___ EXTRACTED RECORDS ___
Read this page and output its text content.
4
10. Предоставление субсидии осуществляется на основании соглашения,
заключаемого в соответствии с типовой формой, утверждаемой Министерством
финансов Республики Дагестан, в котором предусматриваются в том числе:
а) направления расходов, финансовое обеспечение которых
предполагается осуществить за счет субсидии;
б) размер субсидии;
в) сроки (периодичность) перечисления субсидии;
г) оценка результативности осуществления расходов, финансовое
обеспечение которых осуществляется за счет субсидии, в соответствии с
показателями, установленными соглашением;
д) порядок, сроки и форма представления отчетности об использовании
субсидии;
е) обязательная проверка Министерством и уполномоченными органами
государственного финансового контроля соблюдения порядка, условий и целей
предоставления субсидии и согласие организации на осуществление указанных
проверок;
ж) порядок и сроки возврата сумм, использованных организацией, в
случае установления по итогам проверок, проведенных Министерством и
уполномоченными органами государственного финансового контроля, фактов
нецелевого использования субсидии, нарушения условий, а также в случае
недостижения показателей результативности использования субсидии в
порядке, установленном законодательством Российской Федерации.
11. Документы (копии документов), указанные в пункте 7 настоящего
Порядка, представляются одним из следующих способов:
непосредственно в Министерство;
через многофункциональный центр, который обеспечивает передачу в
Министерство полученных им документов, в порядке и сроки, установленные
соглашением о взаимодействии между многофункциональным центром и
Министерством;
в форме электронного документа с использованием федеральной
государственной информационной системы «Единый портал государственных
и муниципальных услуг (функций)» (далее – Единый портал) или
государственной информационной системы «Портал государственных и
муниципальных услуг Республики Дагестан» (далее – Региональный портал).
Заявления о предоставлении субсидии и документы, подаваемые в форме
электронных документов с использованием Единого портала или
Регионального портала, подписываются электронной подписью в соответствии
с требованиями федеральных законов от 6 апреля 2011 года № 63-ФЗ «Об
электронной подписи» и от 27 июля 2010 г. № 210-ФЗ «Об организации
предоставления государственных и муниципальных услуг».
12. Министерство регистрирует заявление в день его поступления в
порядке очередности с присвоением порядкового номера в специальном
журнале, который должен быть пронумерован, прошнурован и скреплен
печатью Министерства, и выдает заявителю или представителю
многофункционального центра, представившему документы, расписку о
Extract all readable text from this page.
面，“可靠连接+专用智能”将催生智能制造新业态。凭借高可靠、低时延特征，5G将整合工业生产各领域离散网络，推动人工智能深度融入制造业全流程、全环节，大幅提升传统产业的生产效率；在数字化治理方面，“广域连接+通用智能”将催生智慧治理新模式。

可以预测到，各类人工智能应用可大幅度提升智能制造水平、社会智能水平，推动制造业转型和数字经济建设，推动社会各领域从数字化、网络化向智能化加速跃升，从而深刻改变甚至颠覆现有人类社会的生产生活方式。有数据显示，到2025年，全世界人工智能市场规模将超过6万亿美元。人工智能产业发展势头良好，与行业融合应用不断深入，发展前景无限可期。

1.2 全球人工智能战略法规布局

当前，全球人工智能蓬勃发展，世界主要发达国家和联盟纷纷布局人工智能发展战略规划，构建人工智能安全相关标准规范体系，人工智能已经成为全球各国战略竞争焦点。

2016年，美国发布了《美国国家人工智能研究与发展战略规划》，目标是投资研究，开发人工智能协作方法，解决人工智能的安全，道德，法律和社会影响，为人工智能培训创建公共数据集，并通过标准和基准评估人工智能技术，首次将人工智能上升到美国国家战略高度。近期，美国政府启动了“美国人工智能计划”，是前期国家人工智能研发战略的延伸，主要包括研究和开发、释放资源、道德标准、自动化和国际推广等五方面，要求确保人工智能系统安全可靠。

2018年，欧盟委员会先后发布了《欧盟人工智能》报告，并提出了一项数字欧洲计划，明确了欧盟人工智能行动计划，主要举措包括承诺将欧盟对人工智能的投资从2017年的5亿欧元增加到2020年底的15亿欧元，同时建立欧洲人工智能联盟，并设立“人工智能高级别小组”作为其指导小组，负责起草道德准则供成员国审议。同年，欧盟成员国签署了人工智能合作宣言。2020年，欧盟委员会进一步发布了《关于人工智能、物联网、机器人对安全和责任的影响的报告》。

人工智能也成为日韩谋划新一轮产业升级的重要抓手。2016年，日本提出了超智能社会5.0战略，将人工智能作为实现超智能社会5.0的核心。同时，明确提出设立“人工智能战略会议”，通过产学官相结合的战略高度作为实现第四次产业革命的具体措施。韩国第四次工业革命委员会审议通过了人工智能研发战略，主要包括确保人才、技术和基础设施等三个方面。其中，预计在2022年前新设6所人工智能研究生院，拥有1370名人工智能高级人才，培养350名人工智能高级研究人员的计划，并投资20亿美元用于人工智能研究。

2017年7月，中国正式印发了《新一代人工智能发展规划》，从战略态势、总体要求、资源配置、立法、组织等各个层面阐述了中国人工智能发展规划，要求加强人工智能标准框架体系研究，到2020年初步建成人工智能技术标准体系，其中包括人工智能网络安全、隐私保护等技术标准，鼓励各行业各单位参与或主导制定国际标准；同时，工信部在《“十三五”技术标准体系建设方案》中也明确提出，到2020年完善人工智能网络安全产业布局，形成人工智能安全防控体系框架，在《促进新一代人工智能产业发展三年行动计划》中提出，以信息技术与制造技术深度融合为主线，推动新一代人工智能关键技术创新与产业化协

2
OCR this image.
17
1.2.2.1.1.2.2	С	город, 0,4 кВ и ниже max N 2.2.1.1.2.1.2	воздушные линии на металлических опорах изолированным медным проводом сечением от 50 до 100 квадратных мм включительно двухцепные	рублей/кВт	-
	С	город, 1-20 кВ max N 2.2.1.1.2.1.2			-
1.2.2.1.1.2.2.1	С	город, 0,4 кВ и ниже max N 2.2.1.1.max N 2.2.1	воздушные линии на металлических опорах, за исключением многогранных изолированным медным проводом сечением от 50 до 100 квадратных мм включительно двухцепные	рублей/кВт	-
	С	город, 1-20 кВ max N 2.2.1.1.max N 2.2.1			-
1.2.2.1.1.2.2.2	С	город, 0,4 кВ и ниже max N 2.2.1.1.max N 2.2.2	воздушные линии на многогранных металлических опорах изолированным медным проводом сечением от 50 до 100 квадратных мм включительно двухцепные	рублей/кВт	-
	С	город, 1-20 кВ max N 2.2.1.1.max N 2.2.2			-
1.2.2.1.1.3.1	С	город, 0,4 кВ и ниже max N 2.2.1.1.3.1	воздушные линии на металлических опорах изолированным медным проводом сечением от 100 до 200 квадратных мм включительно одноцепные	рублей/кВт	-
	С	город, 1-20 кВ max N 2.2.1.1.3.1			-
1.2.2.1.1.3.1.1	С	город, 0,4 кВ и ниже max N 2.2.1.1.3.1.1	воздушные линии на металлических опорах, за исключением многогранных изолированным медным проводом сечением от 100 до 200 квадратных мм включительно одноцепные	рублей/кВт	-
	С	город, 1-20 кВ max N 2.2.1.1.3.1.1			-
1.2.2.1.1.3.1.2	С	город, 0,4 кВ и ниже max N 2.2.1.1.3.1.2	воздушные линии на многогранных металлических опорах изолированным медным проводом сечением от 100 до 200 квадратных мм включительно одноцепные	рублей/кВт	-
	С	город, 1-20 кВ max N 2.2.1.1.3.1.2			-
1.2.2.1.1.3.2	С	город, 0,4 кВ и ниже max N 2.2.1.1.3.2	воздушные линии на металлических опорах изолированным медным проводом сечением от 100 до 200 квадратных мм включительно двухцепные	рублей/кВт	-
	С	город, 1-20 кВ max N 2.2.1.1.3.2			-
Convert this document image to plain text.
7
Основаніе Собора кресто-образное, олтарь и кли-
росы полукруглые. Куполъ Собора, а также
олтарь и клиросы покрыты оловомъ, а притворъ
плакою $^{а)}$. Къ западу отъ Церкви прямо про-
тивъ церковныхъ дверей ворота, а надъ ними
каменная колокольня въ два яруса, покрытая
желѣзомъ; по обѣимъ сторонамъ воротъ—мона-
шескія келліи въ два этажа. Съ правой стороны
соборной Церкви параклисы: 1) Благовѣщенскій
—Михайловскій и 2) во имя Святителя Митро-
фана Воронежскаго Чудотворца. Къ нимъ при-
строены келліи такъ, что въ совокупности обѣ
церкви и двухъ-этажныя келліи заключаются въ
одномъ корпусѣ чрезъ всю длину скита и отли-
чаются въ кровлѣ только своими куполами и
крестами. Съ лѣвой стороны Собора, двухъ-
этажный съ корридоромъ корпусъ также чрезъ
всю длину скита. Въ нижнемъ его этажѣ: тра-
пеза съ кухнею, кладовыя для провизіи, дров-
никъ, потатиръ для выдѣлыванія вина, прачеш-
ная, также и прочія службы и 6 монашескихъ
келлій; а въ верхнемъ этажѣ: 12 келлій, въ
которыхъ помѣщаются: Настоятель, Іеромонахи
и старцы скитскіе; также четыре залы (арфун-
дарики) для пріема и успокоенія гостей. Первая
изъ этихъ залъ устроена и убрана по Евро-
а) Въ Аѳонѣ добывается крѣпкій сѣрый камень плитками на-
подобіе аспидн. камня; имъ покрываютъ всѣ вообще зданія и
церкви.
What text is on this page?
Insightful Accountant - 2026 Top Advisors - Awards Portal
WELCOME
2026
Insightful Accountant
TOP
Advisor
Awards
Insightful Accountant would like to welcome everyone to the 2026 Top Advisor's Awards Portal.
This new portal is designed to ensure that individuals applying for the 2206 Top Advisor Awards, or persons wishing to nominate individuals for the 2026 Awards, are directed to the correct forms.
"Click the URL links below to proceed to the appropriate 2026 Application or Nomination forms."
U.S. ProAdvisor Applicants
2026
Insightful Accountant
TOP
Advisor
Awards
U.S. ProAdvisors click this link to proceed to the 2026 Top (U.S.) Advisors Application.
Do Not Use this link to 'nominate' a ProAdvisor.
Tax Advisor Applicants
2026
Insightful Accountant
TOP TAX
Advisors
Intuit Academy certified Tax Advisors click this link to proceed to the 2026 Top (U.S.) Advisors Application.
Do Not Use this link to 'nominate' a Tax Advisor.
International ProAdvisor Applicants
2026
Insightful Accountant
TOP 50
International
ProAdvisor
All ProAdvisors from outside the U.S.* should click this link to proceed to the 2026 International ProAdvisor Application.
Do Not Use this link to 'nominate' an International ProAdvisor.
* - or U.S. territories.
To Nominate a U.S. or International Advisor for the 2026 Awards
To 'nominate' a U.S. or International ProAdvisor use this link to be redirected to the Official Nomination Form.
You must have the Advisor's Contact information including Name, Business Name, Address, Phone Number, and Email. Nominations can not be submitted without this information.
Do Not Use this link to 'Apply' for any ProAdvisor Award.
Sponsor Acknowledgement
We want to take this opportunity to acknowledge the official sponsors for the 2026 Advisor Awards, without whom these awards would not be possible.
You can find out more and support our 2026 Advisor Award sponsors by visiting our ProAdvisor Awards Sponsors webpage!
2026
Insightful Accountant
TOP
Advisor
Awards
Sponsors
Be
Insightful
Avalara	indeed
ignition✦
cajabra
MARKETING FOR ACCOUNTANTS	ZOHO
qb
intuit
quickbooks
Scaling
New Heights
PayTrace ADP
___
• [TASK INSTRUCTIONS]:
Using the listing, collect all lines in which the string "проверок" is found.

• [REPLY]:
проверок;
случае установления по итогам проверок, проведенных Министерством и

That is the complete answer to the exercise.